* **BRIEF**
Reproduce all of the data below without alteration; exclude every picture.

* **DATA IN THIS EXERCISE**
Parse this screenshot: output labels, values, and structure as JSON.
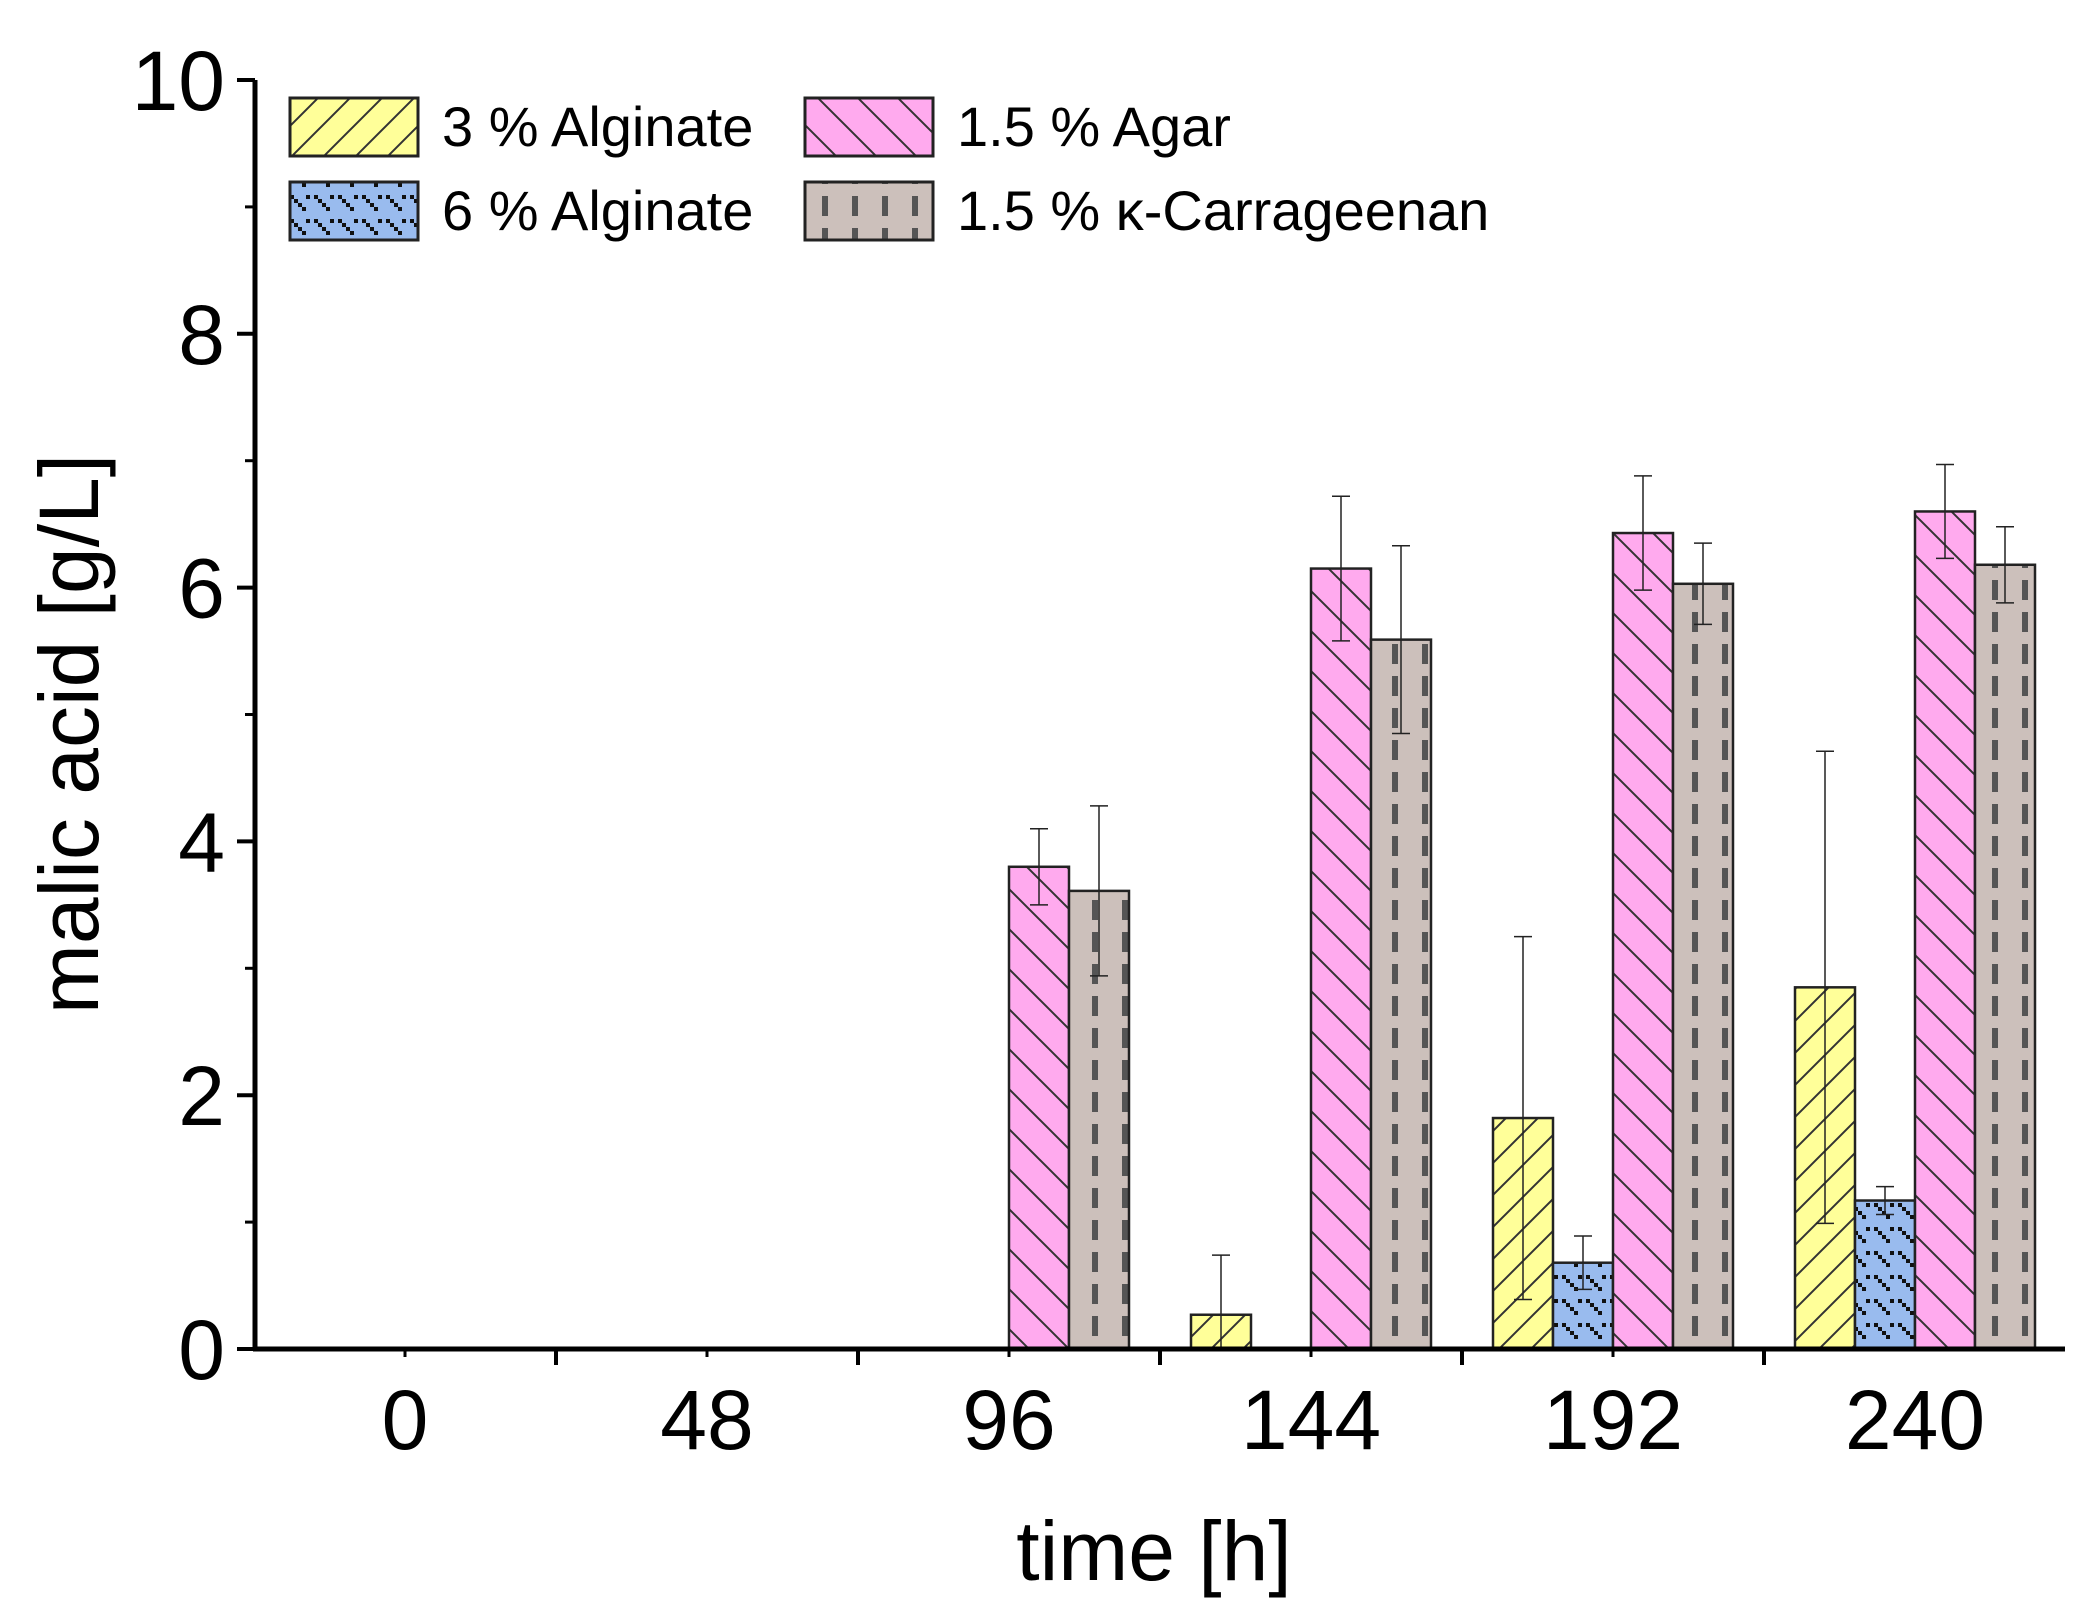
{
  "chart_data": {
    "type": "bar",
    "title": "",
    "xlabel": "time [h]",
    "ylabel": "malic acid [g/L]",
    "ylim": [
      0,
      10
    ],
    "yticks": [
      0,
      2,
      4,
      6,
      8,
      10
    ],
    "categories": [
      "0",
      "48",
      "96",
      "144",
      "192",
      "240"
    ],
    "legend_position": "top-left",
    "series": [
      {
        "name": "3 % Alginate",
        "color": "#ffff99",
        "pattern": "forward-diagonal",
        "values": [
          0,
          0,
          0,
          0.27,
          1.82,
          2.85
        ],
        "errors": [
          null,
          null,
          null,
          0.47,
          1.43,
          1.86
        ]
      },
      {
        "name": "6 % Alginate",
        "color": "#99bbee",
        "pattern": "wave",
        "values": [
          0,
          0,
          0,
          0,
          0.68,
          1.17
        ],
        "errors": [
          null,
          null,
          null,
          null,
          0.21,
          0.11
        ]
      },
      {
        "name": "1.5 % Agar",
        "color": "#ffaaee",
        "pattern": "back-diagonal",
        "values": [
          0,
          0,
          3.8,
          6.15,
          6.43,
          6.6
        ],
        "errors": [
          null,
          null,
          0.3,
          0.57,
          0.45,
          0.37
        ]
      },
      {
        "name": "1.5 % κ-Carrageenan",
        "color": "#ccc0bb",
        "pattern": "dashed-vertical",
        "values": [
          0,
          0,
          3.61,
          5.59,
          6.03,
          6.18
        ],
        "errors": [
          null,
          null,
          0.67,
          0.74,
          0.32,
          0.3
        ]
      }
    ]
  }
}
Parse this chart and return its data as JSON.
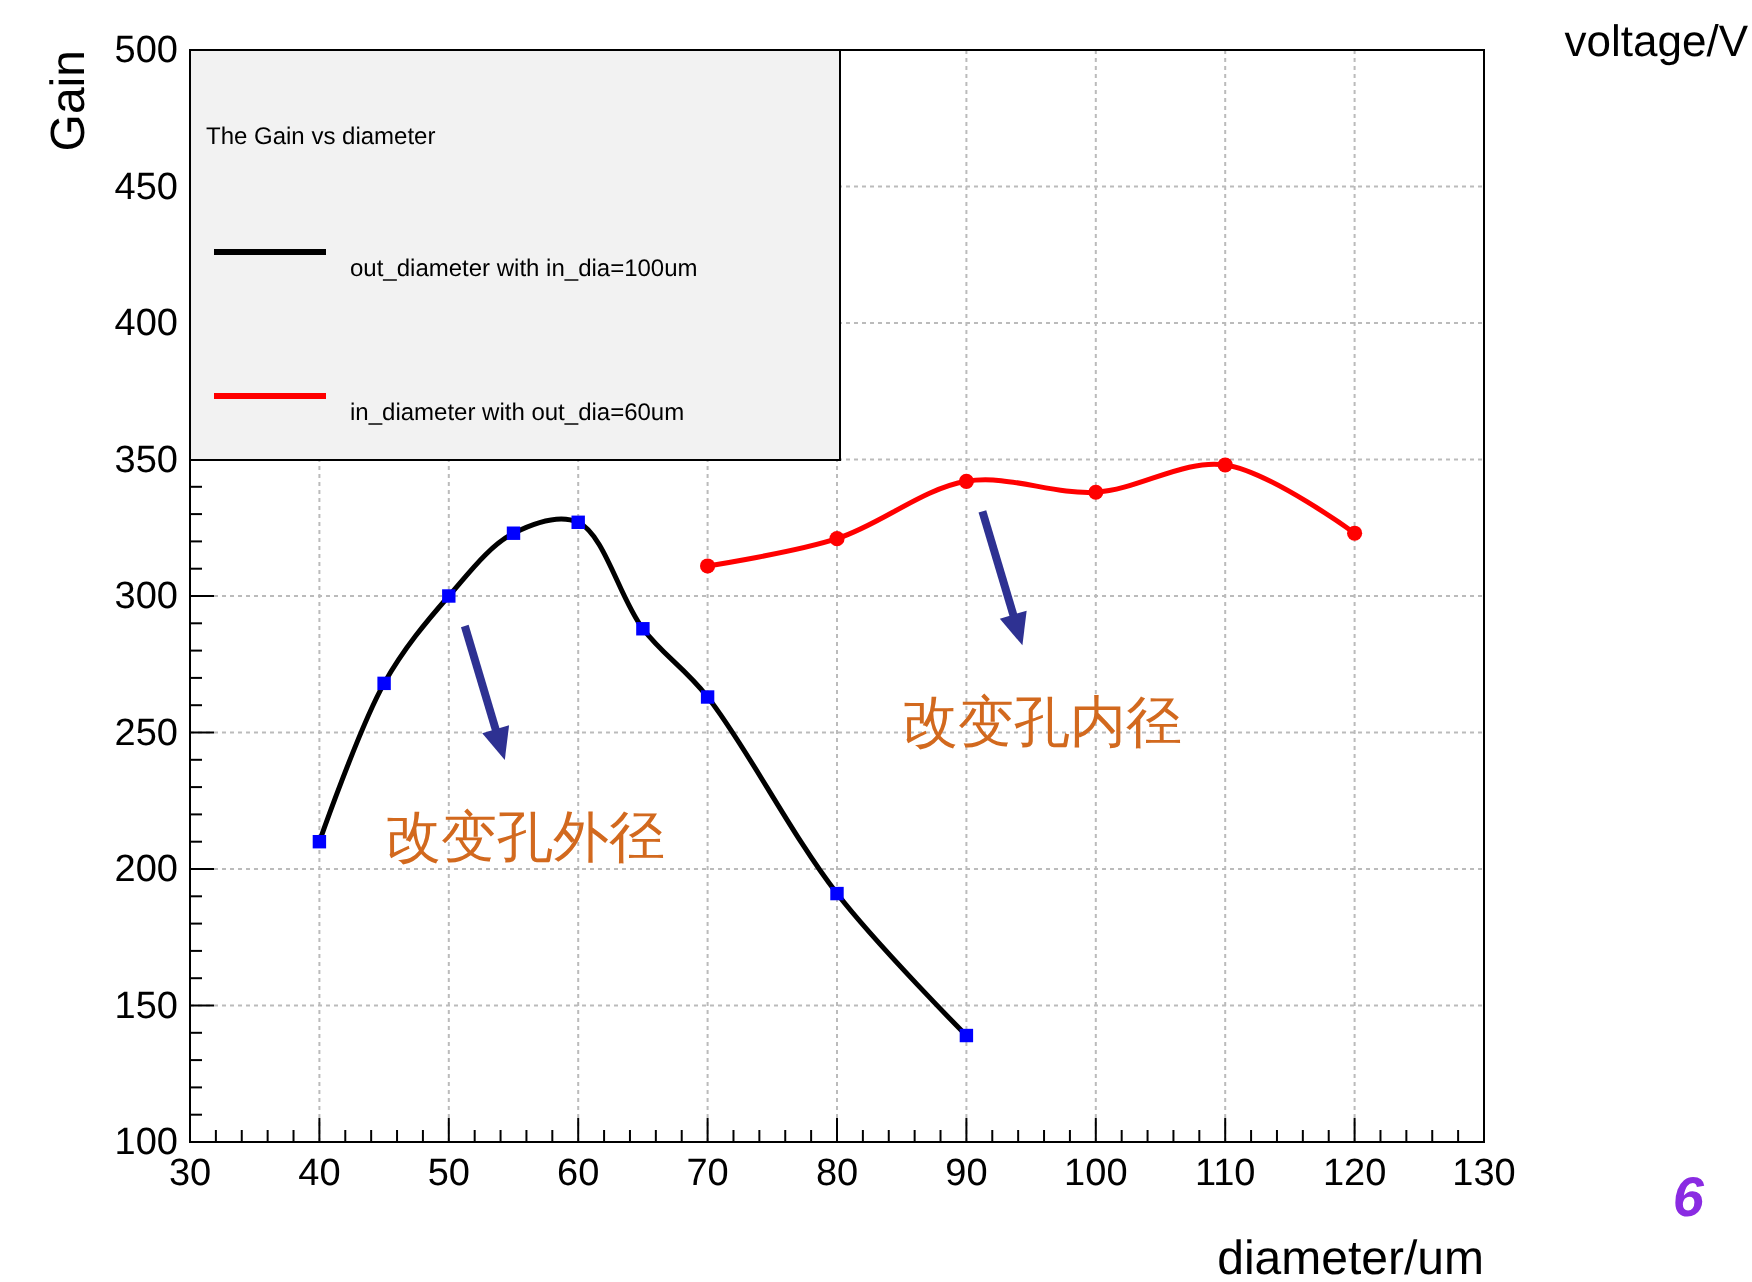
{
  "chart_data": {
    "type": "line",
    "legend_title": "The Gain vs diameter",
    "xlabel": "diameter/um",
    "ylabel": "Gain",
    "xlim": [
      30,
      130
    ],
    "xticks": [
      30,
      40,
      50,
      60,
      70,
      80,
      90,
      100,
      110,
      120,
      130
    ],
    "ylim": [
      100,
      500
    ],
    "yticks": [
      100,
      150,
      200,
      250,
      300,
      350,
      400,
      450,
      500
    ],
    "grid": true,
    "legend": "top left",
    "series": [
      {
        "name": "out_diameter with in_dia=100um",
        "color": "#000000",
        "marker": "square",
        "x": [
          40,
          45,
          50,
          55,
          60,
          65,
          70,
          80,
          90
        ],
        "values": [
          210,
          268,
          300,
          323,
          327,
          288,
          263,
          191,
          139
        ]
      },
      {
        "name": "in_diameter with out_dia=60um",
        "color": "#ff0000",
        "marker": "circle",
        "x": [
          70,
          80,
          90,
          100,
          110,
          120
        ],
        "values": [
          311,
          321,
          342,
          338,
          348,
          323
        ]
      }
    ],
    "annotations": [
      "voltage/V",
      "6",
      "改变孔外径",
      "改变孔内径"
    ]
  }
}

* **FINAL RESULT**
Parse this screenshot: output labels, values, and structure as JSON.
{
  "chart_data": {
    "type": "bar",
    "title": "",
    "xlabel": "time [h]",
    "ylabel": "malic acid [g/L]",
    "ylim": [
      0,
      10
    ],
    "yticks": [
      0,
      2,
      4,
      6,
      8,
      10
    ],
    "categories": [
      "0",
      "48",
      "96",
      "144",
      "192",
      "240"
    ],
    "legend_position": "top-left",
    "series": [
      {
        "name": "3 % Alginate",
        "color": "#ffff99",
        "pattern": "forward-diagonal",
        "values": [
          0,
          0,
          0,
          0.27,
          1.82,
          2.85
        ],
        "errors": [
          null,
          null,
          null,
          0.47,
          1.43,
          1.86
        ]
      },
      {
        "name": "6 % Alginate",
        "color": "#99bbee",
        "pattern": "wave",
        "values": [
          0,
          0,
          0,
          0,
          0.68,
          1.17
        ],
        "errors": [
          null,
          null,
          null,
          null,
          0.21,
          0.11
        ]
      },
      {
        "name": "1.5 % Agar",
        "color": "#ffaaee",
        "pattern": "back-diagonal",
        "values": [
          0,
          0,
          3.8,
          6.15,
          6.43,
          6.6
        ],
        "errors": [
          null,
          null,
          0.3,
          0.57,
          0.45,
          0.37
        ]
      },
      {
        "name": "1.5 % κ-Carrageenan",
        "color": "#ccc0bb",
        "pattern": "dashed-vertical",
        "values": [
          0,
          0,
          3.61,
          5.59,
          6.03,
          6.18
        ],
        "errors": [
          null,
          null,
          0.67,
          0.74,
          0.32,
          0.3
        ]
      }
    ]
  }
}
Parse this chart and return its data as JSON.
{
  "chart_data": {
    "type": "line",
    "legend_title": "The Gain vs diameter",
    "xlabel": "diameter/um",
    "ylabel": "Gain",
    "xlim": [
      30,
      130
    ],
    "xticks": [
      30,
      40,
      50,
      60,
      70,
      80,
      90,
      100,
      110,
      120,
      130
    ],
    "ylim": [
      100,
      500
    ],
    "yticks": [
      100,
      150,
      200,
      250,
      300,
      350,
      400,
      450,
      500
    ],
    "grid": true,
    "legend": "top left",
    "series": [
      {
        "name": "out_diameter with in_dia=100um",
        "color": "#000000",
        "marker": "square",
        "x": [
          40,
          45,
          50,
          55,
          60,
          65,
          70,
          80,
          90
        ],
        "values": [
          210,
          268,
          300,
          323,
          327,
          288,
          263,
          191,
          139
        ]
      },
      {
        "name": "in_diameter with out_dia=60um",
        "color": "#ff0000",
        "marker": "circle",
        "x": [
          70,
          80,
          90,
          100,
          110,
          120
        ],
        "values": [
          311,
          321,
          342,
          338,
          348,
          323
        ]
      }
    ],
    "annotations": [
      "voltage/V",
      "6",
      "改变孔外径",
      "改变孔内径"
    ]
  }
}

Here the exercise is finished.